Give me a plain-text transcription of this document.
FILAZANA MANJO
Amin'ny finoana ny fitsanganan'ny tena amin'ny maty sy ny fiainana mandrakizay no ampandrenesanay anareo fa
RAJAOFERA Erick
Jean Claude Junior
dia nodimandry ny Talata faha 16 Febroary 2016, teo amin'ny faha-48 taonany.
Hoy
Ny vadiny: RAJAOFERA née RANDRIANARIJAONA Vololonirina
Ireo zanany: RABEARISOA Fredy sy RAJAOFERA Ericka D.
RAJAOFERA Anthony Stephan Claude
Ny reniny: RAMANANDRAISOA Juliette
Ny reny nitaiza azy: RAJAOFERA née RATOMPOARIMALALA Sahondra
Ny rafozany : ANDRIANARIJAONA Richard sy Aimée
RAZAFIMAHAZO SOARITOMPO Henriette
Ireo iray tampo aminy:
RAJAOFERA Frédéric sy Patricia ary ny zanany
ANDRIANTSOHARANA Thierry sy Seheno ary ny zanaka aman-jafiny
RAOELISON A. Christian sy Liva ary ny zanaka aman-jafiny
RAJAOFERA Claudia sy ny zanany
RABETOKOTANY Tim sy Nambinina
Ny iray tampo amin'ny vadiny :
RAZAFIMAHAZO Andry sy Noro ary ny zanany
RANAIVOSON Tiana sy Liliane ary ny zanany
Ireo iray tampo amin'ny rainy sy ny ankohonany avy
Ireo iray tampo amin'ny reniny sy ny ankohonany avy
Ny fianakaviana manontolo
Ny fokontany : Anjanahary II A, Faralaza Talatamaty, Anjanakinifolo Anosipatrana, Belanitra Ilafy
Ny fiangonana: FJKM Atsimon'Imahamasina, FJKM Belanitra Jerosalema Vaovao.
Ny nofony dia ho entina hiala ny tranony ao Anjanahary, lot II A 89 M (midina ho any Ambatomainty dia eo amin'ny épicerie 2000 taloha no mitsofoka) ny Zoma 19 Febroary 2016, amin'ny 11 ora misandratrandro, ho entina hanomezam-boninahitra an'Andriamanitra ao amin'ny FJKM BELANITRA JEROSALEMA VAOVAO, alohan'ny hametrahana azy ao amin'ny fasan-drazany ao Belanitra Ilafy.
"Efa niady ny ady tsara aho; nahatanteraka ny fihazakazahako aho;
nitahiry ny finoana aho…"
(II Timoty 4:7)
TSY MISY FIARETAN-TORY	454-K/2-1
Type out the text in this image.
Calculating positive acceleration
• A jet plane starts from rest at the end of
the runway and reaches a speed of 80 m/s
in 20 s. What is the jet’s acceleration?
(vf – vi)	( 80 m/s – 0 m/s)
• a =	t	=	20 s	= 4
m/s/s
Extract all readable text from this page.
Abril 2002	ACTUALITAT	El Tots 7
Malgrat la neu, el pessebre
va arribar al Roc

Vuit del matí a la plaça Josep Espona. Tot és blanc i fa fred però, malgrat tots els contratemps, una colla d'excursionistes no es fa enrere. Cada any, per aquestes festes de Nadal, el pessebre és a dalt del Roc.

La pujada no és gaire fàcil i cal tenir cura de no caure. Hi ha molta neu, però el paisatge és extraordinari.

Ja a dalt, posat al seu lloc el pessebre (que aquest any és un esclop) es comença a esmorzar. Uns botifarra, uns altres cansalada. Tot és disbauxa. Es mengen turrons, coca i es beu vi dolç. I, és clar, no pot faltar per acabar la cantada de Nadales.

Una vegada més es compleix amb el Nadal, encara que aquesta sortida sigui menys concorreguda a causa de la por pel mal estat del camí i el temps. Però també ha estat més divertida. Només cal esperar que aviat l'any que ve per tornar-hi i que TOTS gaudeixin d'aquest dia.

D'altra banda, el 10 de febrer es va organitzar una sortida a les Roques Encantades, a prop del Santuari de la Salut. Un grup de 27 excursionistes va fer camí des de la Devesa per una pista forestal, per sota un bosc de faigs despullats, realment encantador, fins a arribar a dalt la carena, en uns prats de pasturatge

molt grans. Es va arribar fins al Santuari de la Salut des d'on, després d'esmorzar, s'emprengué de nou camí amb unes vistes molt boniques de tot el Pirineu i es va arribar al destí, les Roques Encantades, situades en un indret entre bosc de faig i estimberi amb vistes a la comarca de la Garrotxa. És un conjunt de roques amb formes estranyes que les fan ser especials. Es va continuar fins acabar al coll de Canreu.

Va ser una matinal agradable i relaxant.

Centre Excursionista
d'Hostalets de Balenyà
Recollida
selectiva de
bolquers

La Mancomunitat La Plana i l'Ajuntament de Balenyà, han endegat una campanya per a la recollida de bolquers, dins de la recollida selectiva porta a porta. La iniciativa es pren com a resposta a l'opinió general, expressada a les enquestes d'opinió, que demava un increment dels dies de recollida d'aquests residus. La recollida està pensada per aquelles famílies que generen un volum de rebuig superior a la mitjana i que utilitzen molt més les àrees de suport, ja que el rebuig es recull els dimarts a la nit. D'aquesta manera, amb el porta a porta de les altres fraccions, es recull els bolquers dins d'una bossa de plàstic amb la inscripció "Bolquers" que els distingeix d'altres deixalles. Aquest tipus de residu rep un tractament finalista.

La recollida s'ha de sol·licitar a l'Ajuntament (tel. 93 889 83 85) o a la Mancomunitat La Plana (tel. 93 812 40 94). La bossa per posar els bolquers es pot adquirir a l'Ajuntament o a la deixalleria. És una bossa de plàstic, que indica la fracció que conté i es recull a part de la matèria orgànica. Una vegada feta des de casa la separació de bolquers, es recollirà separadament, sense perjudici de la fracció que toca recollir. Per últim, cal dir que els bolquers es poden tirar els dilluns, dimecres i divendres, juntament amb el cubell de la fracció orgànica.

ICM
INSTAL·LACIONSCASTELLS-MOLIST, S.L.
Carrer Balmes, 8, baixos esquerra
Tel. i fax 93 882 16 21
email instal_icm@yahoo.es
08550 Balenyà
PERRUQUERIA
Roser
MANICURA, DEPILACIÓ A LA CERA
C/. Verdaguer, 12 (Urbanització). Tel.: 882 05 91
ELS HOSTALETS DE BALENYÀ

• _OBJECTIVE_
In the records above, collect each line with "finoana".

• _OUTPUT OF THE TASK_
Amin'ny finoana ny fitsanganan'ny tena amin'ny maty sy ny fiainana mandrakizay no ampandrenesanay anareo fa
nitahiry ny finoana aho…"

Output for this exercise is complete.